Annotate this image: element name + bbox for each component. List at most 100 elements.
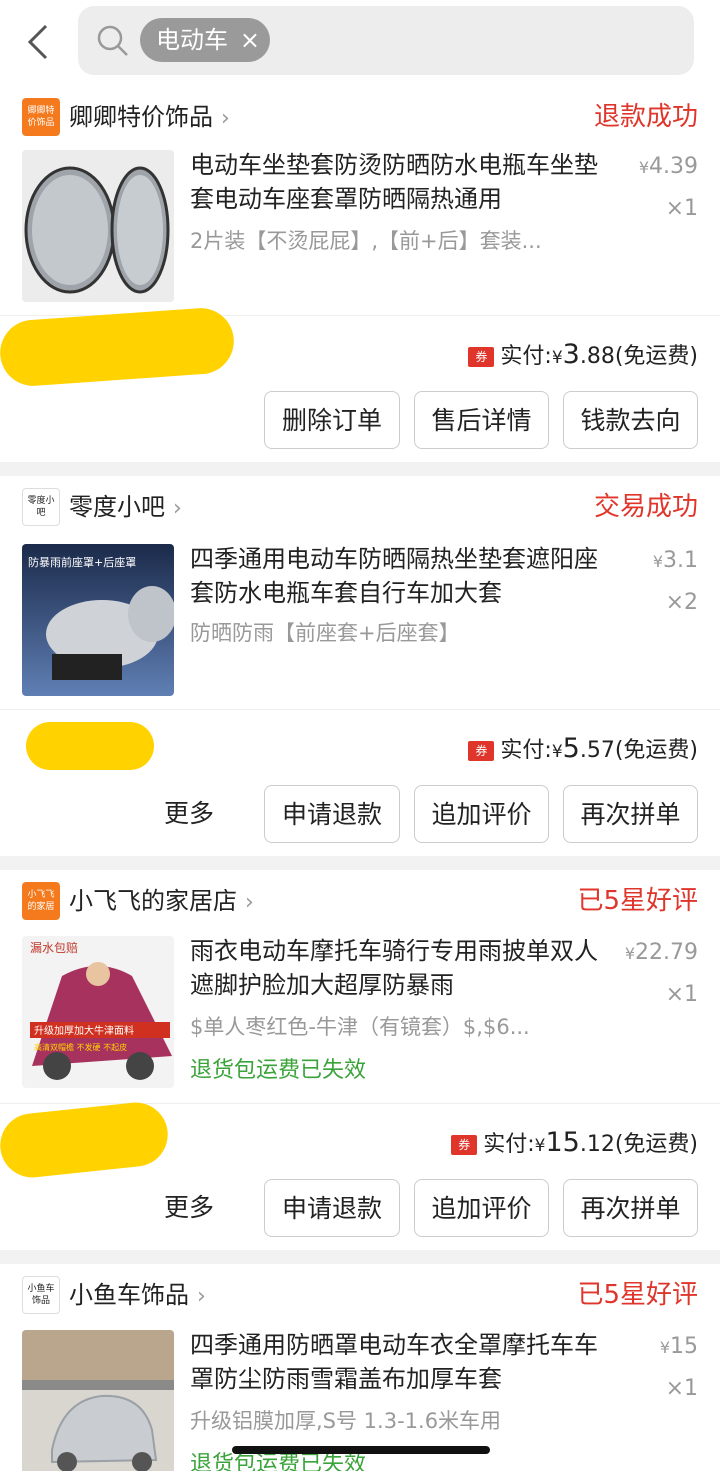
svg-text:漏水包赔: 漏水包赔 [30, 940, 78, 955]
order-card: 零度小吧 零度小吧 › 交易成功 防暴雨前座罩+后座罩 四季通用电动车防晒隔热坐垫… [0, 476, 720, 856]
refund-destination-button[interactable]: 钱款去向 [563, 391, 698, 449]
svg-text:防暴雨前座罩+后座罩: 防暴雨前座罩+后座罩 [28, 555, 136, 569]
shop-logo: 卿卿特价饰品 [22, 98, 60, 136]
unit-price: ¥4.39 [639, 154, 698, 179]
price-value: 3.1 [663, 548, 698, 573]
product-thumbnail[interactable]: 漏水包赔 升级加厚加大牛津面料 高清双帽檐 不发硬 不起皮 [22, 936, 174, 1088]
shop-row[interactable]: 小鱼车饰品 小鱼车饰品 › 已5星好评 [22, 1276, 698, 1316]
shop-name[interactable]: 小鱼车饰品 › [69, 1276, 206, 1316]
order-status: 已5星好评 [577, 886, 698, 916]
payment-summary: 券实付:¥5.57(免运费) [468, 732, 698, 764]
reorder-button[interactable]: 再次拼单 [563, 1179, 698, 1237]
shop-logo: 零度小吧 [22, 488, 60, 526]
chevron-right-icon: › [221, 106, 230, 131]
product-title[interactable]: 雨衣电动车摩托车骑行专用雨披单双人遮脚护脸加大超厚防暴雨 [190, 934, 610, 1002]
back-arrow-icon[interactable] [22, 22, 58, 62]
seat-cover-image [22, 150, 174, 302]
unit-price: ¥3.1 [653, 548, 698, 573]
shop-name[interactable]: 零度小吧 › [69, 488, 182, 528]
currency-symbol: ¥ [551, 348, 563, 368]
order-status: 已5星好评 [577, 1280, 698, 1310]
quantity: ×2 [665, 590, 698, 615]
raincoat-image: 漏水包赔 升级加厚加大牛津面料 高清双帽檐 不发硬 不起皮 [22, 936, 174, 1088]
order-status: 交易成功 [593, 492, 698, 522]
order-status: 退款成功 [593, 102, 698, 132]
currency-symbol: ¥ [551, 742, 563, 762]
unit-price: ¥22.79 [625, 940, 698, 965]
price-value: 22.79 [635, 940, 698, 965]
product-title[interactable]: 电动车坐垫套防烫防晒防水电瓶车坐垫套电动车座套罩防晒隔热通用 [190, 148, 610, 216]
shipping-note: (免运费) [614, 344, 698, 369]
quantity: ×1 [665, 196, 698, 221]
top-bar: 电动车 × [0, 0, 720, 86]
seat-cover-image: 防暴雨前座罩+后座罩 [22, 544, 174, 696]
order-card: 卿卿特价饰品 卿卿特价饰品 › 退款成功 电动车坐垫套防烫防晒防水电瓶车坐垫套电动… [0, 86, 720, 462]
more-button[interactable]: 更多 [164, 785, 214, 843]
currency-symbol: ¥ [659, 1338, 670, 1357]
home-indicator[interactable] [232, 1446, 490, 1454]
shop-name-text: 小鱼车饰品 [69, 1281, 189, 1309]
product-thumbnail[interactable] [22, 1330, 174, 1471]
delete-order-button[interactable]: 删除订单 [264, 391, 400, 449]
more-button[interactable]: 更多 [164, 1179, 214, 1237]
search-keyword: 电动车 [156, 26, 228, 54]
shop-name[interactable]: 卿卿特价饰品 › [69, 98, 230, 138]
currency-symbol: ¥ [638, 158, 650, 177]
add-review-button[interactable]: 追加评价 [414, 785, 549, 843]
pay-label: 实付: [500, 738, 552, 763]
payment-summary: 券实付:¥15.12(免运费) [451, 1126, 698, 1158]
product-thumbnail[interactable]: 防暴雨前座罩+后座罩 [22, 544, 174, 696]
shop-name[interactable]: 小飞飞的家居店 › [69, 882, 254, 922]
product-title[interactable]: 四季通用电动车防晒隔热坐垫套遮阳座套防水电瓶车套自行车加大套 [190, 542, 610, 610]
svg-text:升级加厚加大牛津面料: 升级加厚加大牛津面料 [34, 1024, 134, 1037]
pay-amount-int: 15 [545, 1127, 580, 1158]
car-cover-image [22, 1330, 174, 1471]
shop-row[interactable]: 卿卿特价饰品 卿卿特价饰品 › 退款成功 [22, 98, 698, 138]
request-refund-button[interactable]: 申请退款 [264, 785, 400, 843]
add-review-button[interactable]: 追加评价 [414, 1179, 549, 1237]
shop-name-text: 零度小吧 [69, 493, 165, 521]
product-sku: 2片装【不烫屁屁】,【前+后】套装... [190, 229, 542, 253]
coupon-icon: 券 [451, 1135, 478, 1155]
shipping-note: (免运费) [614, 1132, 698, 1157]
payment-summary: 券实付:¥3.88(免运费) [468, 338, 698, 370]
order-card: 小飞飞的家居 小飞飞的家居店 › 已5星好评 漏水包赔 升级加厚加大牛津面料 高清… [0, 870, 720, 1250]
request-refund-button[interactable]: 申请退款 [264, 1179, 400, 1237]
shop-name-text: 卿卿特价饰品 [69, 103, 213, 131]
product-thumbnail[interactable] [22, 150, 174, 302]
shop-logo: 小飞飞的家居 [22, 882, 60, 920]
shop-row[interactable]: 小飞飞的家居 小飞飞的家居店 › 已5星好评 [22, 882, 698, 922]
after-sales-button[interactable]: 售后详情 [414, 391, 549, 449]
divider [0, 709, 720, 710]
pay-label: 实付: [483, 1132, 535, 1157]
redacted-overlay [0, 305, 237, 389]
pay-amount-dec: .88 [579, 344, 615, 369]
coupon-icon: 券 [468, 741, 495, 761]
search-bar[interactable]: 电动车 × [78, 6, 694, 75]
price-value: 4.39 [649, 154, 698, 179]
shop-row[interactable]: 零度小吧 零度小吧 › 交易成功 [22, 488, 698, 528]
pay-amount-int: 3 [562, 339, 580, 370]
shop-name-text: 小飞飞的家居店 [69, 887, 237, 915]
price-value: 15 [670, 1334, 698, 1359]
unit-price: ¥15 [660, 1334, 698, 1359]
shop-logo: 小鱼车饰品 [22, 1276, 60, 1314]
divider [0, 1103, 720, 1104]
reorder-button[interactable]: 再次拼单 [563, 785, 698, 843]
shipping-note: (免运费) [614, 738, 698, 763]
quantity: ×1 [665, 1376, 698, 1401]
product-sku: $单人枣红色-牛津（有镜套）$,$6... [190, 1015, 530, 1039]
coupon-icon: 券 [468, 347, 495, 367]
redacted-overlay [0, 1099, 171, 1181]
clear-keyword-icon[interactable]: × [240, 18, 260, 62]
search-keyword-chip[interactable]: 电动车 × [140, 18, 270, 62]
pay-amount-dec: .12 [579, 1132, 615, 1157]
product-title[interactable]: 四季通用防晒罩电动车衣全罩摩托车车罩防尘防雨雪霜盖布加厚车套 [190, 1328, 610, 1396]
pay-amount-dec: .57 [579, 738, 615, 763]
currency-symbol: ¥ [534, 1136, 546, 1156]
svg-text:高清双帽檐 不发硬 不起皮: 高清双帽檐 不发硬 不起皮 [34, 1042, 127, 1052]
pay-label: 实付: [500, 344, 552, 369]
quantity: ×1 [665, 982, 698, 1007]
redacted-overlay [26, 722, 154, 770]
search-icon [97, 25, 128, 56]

---

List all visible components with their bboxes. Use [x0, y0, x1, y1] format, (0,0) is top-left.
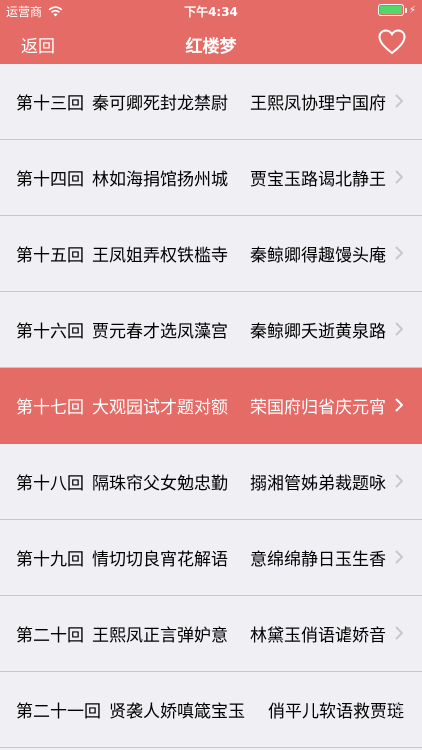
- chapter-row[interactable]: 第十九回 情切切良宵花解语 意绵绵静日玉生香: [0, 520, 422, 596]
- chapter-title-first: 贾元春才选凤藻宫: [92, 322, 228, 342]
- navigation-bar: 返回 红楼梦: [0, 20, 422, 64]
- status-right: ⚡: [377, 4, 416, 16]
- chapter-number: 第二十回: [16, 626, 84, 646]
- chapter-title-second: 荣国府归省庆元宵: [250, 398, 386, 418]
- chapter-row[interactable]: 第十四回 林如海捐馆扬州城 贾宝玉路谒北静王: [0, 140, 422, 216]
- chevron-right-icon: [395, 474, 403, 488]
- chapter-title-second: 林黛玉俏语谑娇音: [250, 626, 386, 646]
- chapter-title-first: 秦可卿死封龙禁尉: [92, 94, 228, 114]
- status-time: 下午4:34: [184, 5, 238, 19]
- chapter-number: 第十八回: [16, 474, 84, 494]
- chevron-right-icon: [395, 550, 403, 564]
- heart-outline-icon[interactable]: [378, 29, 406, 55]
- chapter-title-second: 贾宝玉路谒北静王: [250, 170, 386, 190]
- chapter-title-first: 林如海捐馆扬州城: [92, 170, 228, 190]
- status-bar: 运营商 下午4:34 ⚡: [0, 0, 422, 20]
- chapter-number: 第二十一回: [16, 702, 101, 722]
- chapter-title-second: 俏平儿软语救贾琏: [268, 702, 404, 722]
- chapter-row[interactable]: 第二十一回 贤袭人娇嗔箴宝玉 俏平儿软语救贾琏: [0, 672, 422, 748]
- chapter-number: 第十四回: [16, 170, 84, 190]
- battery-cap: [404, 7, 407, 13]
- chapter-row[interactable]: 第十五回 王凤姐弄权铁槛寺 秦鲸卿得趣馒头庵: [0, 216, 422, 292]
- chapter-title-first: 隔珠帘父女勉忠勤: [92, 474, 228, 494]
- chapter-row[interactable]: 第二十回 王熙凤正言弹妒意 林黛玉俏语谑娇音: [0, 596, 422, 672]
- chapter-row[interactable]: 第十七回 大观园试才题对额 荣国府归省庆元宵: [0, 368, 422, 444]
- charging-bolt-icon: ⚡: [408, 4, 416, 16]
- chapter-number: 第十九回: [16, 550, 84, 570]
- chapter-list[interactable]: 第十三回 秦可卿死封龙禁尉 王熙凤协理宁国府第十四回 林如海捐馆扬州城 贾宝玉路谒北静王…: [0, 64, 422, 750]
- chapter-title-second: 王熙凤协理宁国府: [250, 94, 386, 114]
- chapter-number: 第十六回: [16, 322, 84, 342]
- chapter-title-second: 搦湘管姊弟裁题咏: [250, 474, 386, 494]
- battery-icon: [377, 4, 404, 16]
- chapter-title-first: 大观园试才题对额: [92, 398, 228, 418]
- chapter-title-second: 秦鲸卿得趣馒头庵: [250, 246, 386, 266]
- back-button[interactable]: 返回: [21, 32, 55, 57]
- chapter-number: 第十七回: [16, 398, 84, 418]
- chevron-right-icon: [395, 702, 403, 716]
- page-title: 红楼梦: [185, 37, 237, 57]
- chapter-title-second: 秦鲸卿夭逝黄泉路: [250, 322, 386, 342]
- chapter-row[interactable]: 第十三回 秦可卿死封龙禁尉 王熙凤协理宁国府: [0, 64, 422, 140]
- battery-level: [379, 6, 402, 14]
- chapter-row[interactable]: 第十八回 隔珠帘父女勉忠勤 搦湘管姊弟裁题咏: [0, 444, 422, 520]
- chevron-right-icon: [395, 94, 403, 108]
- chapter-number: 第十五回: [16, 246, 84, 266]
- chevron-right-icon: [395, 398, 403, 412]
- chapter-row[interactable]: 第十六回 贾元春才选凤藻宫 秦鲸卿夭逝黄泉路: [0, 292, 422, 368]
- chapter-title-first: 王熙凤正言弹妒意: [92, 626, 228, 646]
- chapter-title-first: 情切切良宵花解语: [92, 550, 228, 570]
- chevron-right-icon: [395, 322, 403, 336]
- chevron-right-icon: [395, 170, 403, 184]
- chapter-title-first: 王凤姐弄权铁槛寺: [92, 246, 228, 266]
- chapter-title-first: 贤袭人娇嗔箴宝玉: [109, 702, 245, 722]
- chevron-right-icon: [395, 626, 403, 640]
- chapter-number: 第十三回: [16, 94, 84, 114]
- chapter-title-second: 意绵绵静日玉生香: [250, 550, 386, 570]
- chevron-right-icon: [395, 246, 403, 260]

* * *

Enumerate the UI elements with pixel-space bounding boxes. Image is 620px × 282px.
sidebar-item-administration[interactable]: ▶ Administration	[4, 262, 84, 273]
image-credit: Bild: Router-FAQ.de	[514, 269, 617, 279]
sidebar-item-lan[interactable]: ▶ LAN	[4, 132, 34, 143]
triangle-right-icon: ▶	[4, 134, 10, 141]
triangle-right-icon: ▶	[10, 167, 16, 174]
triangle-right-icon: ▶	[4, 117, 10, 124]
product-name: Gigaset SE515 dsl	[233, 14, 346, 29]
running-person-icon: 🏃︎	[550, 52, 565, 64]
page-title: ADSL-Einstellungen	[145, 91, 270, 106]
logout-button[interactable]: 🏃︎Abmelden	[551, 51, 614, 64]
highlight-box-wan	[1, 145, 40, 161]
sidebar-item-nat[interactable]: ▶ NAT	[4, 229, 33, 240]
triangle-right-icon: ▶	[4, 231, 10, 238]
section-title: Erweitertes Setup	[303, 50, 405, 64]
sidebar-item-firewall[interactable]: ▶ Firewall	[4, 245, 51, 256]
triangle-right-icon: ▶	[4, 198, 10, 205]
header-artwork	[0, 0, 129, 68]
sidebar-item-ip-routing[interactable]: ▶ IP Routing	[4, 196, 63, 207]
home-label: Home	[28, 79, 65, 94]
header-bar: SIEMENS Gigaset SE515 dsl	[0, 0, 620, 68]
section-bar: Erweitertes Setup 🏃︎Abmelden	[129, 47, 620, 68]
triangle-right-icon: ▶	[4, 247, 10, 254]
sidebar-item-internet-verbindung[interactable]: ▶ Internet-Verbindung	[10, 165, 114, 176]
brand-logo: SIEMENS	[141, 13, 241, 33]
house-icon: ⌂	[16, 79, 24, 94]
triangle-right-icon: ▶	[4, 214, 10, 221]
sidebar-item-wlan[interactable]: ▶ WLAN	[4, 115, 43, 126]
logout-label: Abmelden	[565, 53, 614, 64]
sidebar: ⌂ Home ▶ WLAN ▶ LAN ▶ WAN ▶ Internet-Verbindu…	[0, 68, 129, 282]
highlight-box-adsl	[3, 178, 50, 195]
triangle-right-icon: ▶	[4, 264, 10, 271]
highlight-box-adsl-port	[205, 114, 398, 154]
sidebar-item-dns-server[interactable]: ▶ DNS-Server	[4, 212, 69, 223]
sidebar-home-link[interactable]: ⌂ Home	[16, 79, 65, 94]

- _PROBLEM DESCRIPTION_:
Reproduce, without any change, the lines that begin with the one containing "- chapter-row[interactable]: 第十九回" and end with the one containing "- heart-outline-icon[interactable]: [378, 29, 406, 55]", including both of those lines.

- _TASK RESPONSE_:
- chapter-row[interactable]: 第十九回 情切切良宵花解语 意绵绵静日玉生香: [0, 520, 422, 596]
- chapter-title-first: 贾元春才选凤藻宫: [92, 322, 228, 342]
- navigation-bar: 返回 红楼梦: [0, 20, 422, 64]
- status-right: ⚡: [377, 4, 416, 16]
- chapter-number: 第二十回: [16, 626, 84, 646]
- chapter-title-second: 荣国府归省庆元宵: [250, 398, 386, 418]
- chapter-row[interactable]: 第十四回 林如海捐馆扬州城 贾宝玉路谒北静王: [0, 140, 422, 216]
- chevron-right-icon: [395, 474, 403, 488]
- chapter-title-second: 林黛玉俏语谑娇音: [250, 626, 386, 646]
- chapter-title-first: 秦可卿死封龙禁尉: [92, 94, 228, 114]
- status-time: 下午4:34: [184, 5, 238, 19]
- chapter-number: 第十八回: [16, 474, 84, 494]
- chevron-right-icon: [395, 550, 403, 564]
- heart-outline-icon[interactable]: [378, 29, 406, 55]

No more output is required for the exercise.